[Stored data entries]

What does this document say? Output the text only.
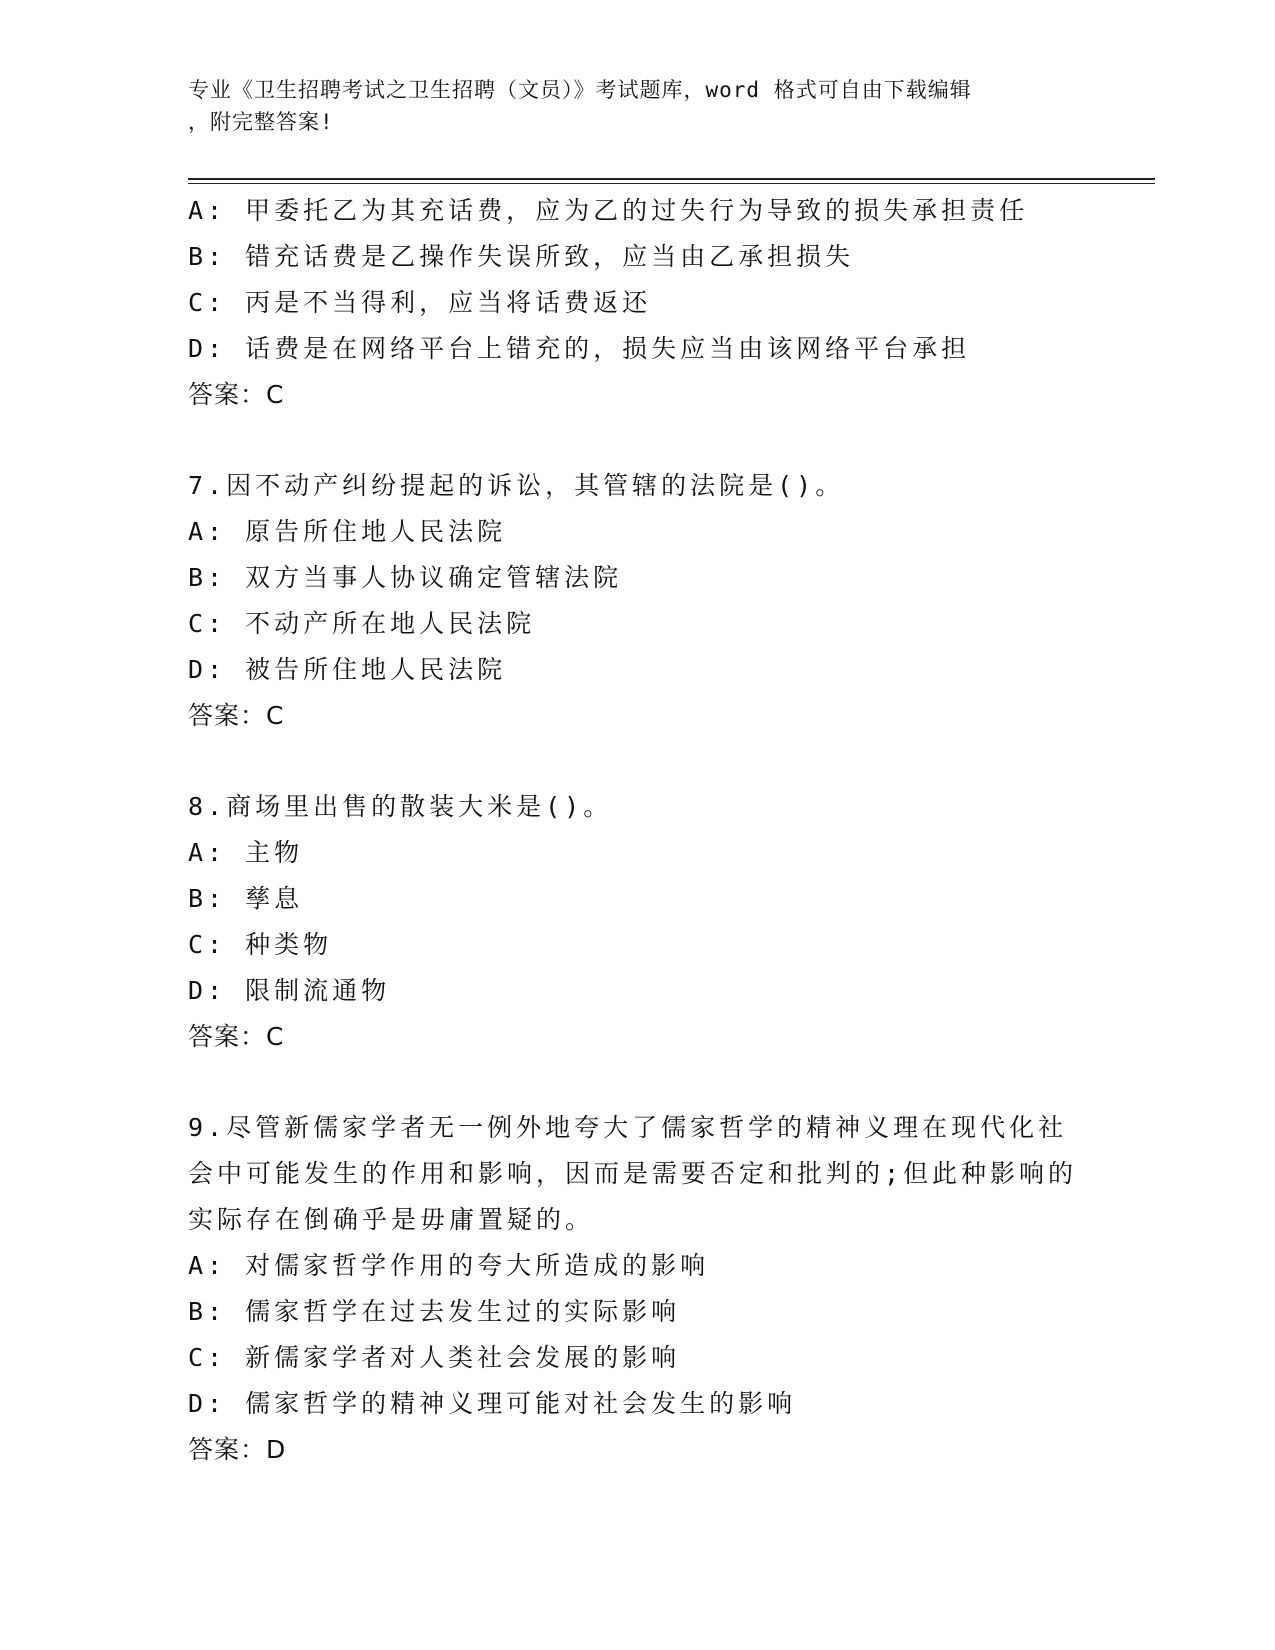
专业《卫生招聘考试之卫生招聘（文员）》考试题库，word 格式可自由下载编辑
，附完整答案!
A: 甲委托乙为其充话费，应为乙的过失行为导致的损失承担责任
B: 错充话费是乙操作失误所致，应当由乙承担损失
C: 丙是不当得利，应当将话费返还
D: 话费是在网络平台上错充的，损失应当由该网络平台承担
答案：C
7.因不动产纠纷提起的诉讼，其管辖的法院是()。
A: 原告所住地人民法院
B: 双方当事人协议确定管辖法院
C: 不动产所在地人民法院
D: 被告所住地人民法院
答案：C
8.商场里出售的散装大米是()。
A: 主物
B: 孳息
C: 种类物
D: 限制流通物
答案：C
9.尽管新儒家学者无一例外地夸大了儒家哲学的精神义理在现代化社
会中可能发生的作用和影响，因而是需要否定和批判的;但此种影响的
实际存在倒确乎是毋庸置疑的。
A: 对儒家哲学作用的夸大所造成的影响
B: 儒家哲学在过去发生过的实际影响
C: 新儒家学者对人类社会发展的影响
D: 儒家哲学的精神义理可能对社会发生的影响
答案：D
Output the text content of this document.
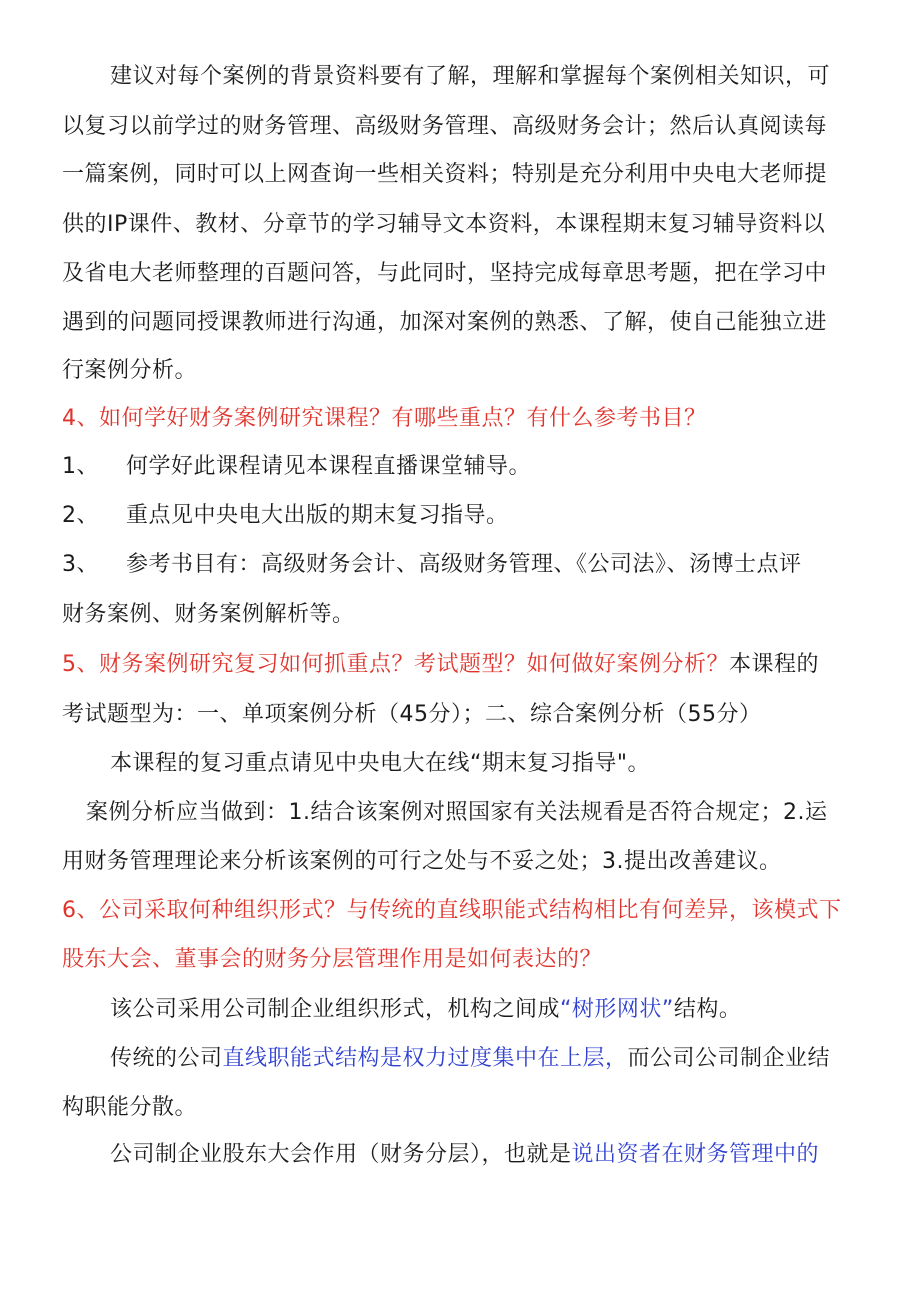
建议对每个案例的背景资料要有了解，理解和掌握每个案例相关知识，可
以复习以前学过的财务管理、高级财务管理、高级财务会计；然后认真阅读每
一篇案例，同时可以上网查询一些相关资料；特别是充分利用中央电大老师提
供的IP课件、教材、分章节的学习辅导文本资料，本课程期末复习辅导资料以
及省电大老师整理的百题问答，与此同时，坚持完成每章思考题，把在学习中
遇到的问题同授课教师进行沟通，加深对案例的熟悉、了解，使自己能独立进
行案例分析。
4、如何学好财务案例研究课程？有哪些重点？有什么参考书目？
1、 何学好此课程请见本课程直播课堂辅导。
2、 重点见中央电大出版的期末复习指导。
3、 参考书目有：高级财务会计、高级财务管理、《公司法》、汤博士点评
财务案例、财务案例解析等。
5、财务案例研究复习如何抓重点？考试题型？如何做好案例分析？本课程的
考试题型为：一、单项案例分析（45分）；二、综合案例分析（55分）
本课程的复习重点请见中央电大在线“期末复习指导"。
案例分析应当做到：1.结合该案例对照国家有关法规看是否符合规定；2.运
用财务管理理论来分析该案例的可行之处与不妥之处；3.提出改善建议。
6、公司采取何种组织形式？与传统的直线职能式结构相比有何差异，该模式下
股东大会、董事会的财务分层管理作用是如何表达的？
该公司采用公司制企业组织形式，机构之间成“树形网状”结构。
传统的公司直线职能式结构是权力过度集中在上层，而公司公司制企业结
构职能分散。
公司制企业股东大会作用（财务分层），也就是说出资者在财务管理中的
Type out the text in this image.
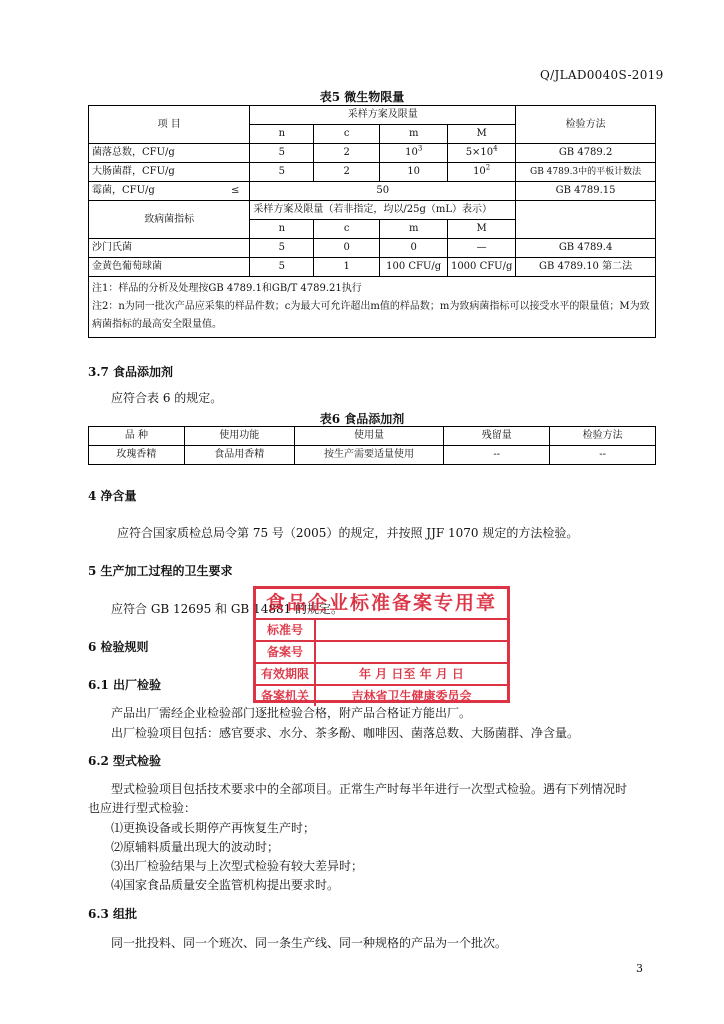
Q/JLAD0040S-2019
表5 微生物限量
项 目	采样方案及限量				检验方法
	n	c	m	M	
菌落总数，CFU/g	5	2	$10^3$	$5\times 10^4$	GB 4789.2
大肠菌群，CFU/g	5	2	10	$10^2$	GB 4789.3中的平板计数法
霉菌，CFU/g ≤	50				GB 4789.15
致病菌指标	采样方案及限量（若非指定，均以/25g（mL）表示）				
	n	c	m	M	
沙门氏菌	5	0	0	—	GB 4789.4
金黄色葡萄球菌	5	1	100 CFU/g	1000 CFU/g	GB 4789.10 第二法

注1：样品的分析及处理按GB 4789.1和GB/T 4789.21执行
注2：n为同一批次产品应采集的样品件数；c为最大可允许超出m值的样品数；m为致病菌指标可以接受水平的限量值；M为致病菌指标的最高安全限量值。					
3.7 食品添加剂
应符合表 6 的规定。
表6 食品添加剂
品 种	使用功能	使用量	残留量	检验方法
玫瑰香精	食品用香精	按生产需要适量使用	--	--
4 净含量
应符合国家质检总局令第 75 号（2005）的规定，并按照 JJF 1070 规定的方法检验。
5 生产加工过程的卫生要求
应符合 GB 12695 和 GB 14881 的规定。
6 检验规则
6.1 出厂检验
产品出厂需经企业检验部门逐批检验合格，附产品合格证方能出厂。
出厂检验项目包括：感官要求、水分、茶多酚、咖啡因、菌落总数、大肠菌群、净含量。
6.2 型式检验
型式检验项目包括技术要求中的全部项目。正常生产时每半年进行一次型式检验。遇有下列情况时
也应进行型式检验：
⑴更换设备或长期停产再恢复生产时；
⑵原辅料质量出现大的波动时；
⑶出厂检验结果与上次型式检验有较大差异时；
⑷国家食品质量安全监管机构提出要求时。
6.3 组批
同一批投料、同一个班次、同一条生产线、同一种规格的产品为一个批次。
食品企业标准备案专用章
标准号
备案号
有效期限	年 月 日至 年 月 日
备案机关	吉林省卫生健康委员会
3
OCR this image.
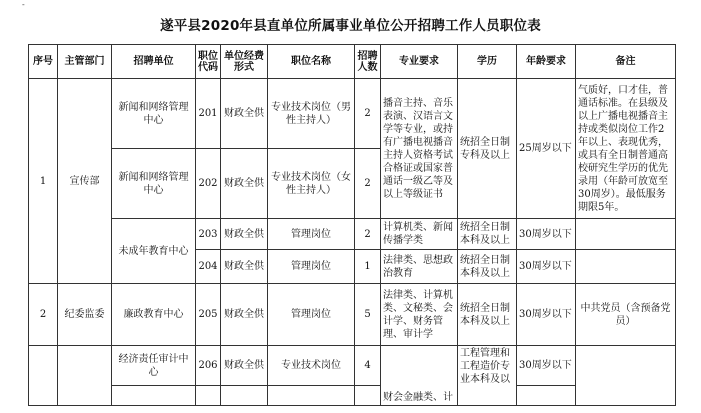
-
遂平县2020年县直单位所属事业单位公开招聘工作人员职位表
序号	主管部门	招聘单位	职位代码	单位经费形式	职位名称	招聘人数	专业要求	学历	年龄要求	备注
1	宣传部	新闻和网络管理中心	201	财政全供	专业技术岗位（男性主持人）	2	播音主持、音乐表演、汉语言文学等专业，或持有广播电视播音主持人资格考试合格证或国家普通话一级乙等及以上等级证书	统招全日制专科及以上	25周岁以下	气质好，口才佳，普通话标准。在县级及以上广播电视播音主持或类似岗位工作2年以上、表现优秀，或具有全日制普通高校研究生学历的优先录用（年龄可放宽至30周岁）。最低服务期限5年。
		新闻和网络管理中心	202	财政全供	专业技术岗位（女性主持人）	2				
		未成年教育中心	203	财政全供	管理岗位	2	计算机类、新闻传播学类	统招全日制本科及以上	30周岁以下	
			204	财政全供	管理岗位	1	法律类、思想政治教育	统招全日制本科及以上	30周岁以下	
2	纪委监委	廉政教育中心	205	财政全供	管理岗位	5	法律类、计算机类、文秘类、会计学、财务管理、审计学	统招全日制本科及以上	30周岁以下	中共党员（含预备党员）
		经济责任审计中心	206	财政全供	专业技术岗位	4	财会金融类、计	工程管理和工程造价专业本科及以	30周岁以下	
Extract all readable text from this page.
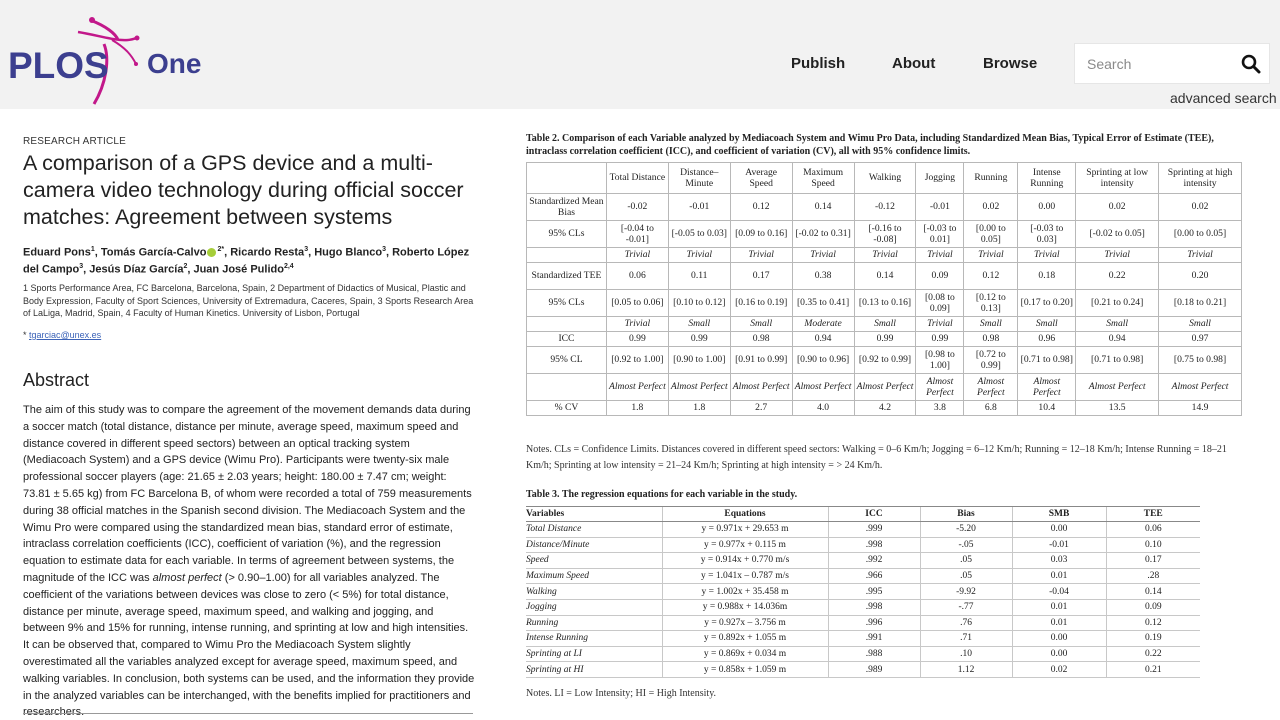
PLOS One	Publish	About	Browse
Search
advanced search
RESEARCH ARTICLE
A comparison of a GPS device and a multi-camera video technology during official soccer matches: Agreement between systems
Eduard Pons$^1$, Tomás García-Calvo $^{2*}$, Ricardo Resta$^3$, Hugo Blanco$^3$, Roberto López del Campo$^3$, Jesús Díaz García$^2$, Juan José Pulido$^{2,4}$
1 Sports Performance Area, FC Barcelona, Barcelona, Spain, 2 Department of Didactics of Musical, Plastic and Body Expression, Faculty of Sport Sciences, University of Extremadura, Caceres, Spain, 3 Sports Research Area of LaLiga, Madrid, Spain, 4 Faculty of Human Kinetics. University of Lisbon, Portugal
* tgarciac@unex.es
Abstract
The aim of this study was to compare the agreement of the movement demands data during a soccer match (total distance, distance per minute, average speed, maximum speed and distance covered in different speed sectors) between an optical tracking system (Mediacoach System) and a GPS device (Wimu Pro). Participants were twenty-six male professional soccer players (age: 21.65 ± 2.03 years; height: 180.00 ± 7.47 cm; weight: 73.81 ± 5.65 kg) from FC Barcelona B, of whom were recorded a total of 759 measurements during 38 official matches in the Spanish second division. The Mediacoach System and the Wimu Pro were compared using the standardized mean bias, standard error of estimate, intraclass correlation coefficients (ICC), coefficient of variation (%), and the regression equation to estimate data for each variable. In terms of agreement between systems, the magnitude of the ICC was almost perfect (> 0.90–1.00) for all variables analyzed. The coefficient of the variations between devices was close to zero (< 5%) for total distance, distance per minute, average speed, maximum speed, and walking and jogging, and between 9% and 15% for running, intense running, and sprinting at low and high intensities. It can be observed that, compared to Wimu Pro the Mediacoach System slightly overestimated all the variables analyzed except for average speed, maximum speed, and walking variables. In conclusion, both systems can be used, and the information they provide in the analyzed variables can be interchanged, with the benefits implied for practitioners and
Table 2. Comparison of each Variable analyzed by Mediacoach System and Wimu Pro Data, including Standardized Mean Bias, Typical Error of Estimate (TEE), intraclass correlation coefficient (ICC), and coefficient of variation (CV), all with 95% confidence limits.
	Total Distance	Distance–Minute	Average Speed	Maximum Speed	Walking	Jogging	Running	Intense Running	Sprinting at low intensity	Sprinting at high intensity
Standardized Mean Bias	-0.02	-0.01	0.12	0.14	-0.12	-0.01	0.02	0.00	0.02	0.02
95% CLs	[-0.04 to -0.01]	[-0.05 to 0.03]	[0.09 to 0.16]	[-0.02 to 0.31]	[-0.16 to -0.08]	[-0.03 to 0.01]	[0.00 to 0.05]	[-0.03 to 0.03]	[-0.02 to 0.05]	[0.00 to 0.05]
	Trivial	Trivial	Trivial	Trivial	Trivial	Trivial	Trivial	Trivial	Trivial	Trivial
Standardized TEE	0.06	0.11	0.17	0.38	0.14	0.09	0.12	0.18	0.22	0.20
95% CLs	[0.05 to 0.06]	[0.10 to 0.12]	[0.16 to 0.19]	[0.35 to 0.41]	[0.13 to 0.16]	[0.08 to 0.09]	[0.12 to 0.13]	[0.17 to 0.20]	[0.21 to 0.24]	[0.18 to 0.21]
	Trivial	Small	Small	Moderate	Small	Trivial	Small	Small	Small	Small
ICC	0.99	0.99	0.98	0.94	0.99	0.99	0.98	0.96	0.94	0.97
95% CL	[0.92 to 1.00]	[0.90 to 1.00]	[0.91 to 0.99]	[0.90 to 0.96]	[0.92 to 0.99]	[0.98 to 1.00]	[0.72 to 0.99]	[0.71 to 0.98]	[0.71 to 0.98]	[0.75 to 0.98]
	Almost Perfect	Almost Perfect	Almost Perfect	Almost Perfect	Almost Perfect	Almost Perfect	Almost Perfect	Almost Perfect	Almost Perfect	Almost Perfect
% CV	1.8	1.8	2.7	4.0	4.2	3.8	6.8	10.4	13.5	14.9
Notes. CLs = Confidence Limits. Distances covered in different speed sectors: Walking = 0–6 Km/h; Jogging = 6–12 Km/h; Running = 12–18 Km/h; Intense Running = 18–21 Km/h; Sprinting at low intensity = 21–24 Km/h; Sprinting at high intensity = > 24 Km/h.
Table 3. The regression equations for each variable in the study.
Variables	Equations	ICC	Bias	SMB	TEE
Total Distance	y = 0.971x + 29.653 m	.999	-5.20	0.00	0.06
Distance/Minute	y = 0.977x + 0.115 m	.998	-.05	-0.01	0.10
Speed	y = 0.914x + 0.770 m/s	.992	.05	0.03	0.17
Maximum Speed	y = 1.041x – 0.787 m/s	.966	.05	0.01	.28
Walking	y = 1.002x + 35.458 m	.995	-9.92	-0.04	0.14
Jogging	y = 0.988x + 14.036m	.998	-.77	0.01	0.09
Running	y = 0.927x – 3.756 m	.996	.76	0.01	0.12
Intense Running	y = 0.892x + 1.055 m	.991	.71	0.00	0.19
Sprinting at LI	y = 0.869x + 0.034 m	.988	.10	0.00	0.22
Sprinting at HI	y = 0.858x + 1.059 m	.989	1.12	0.02	0.21
Notes. LI = Low Intensity; HI = High Intensity.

Problem description ▸ Lines of the material that contain the word "大肠菌群" are to be gathered.

Result of the task ▸
大肠菌群，CFU/g	5	2	10	$10^2$	GB 4789.3中的平板计数法
出厂检验项目包括：感官要求、水分、茶多酚、咖啡因、菌落总数、大肠菌群、净含量。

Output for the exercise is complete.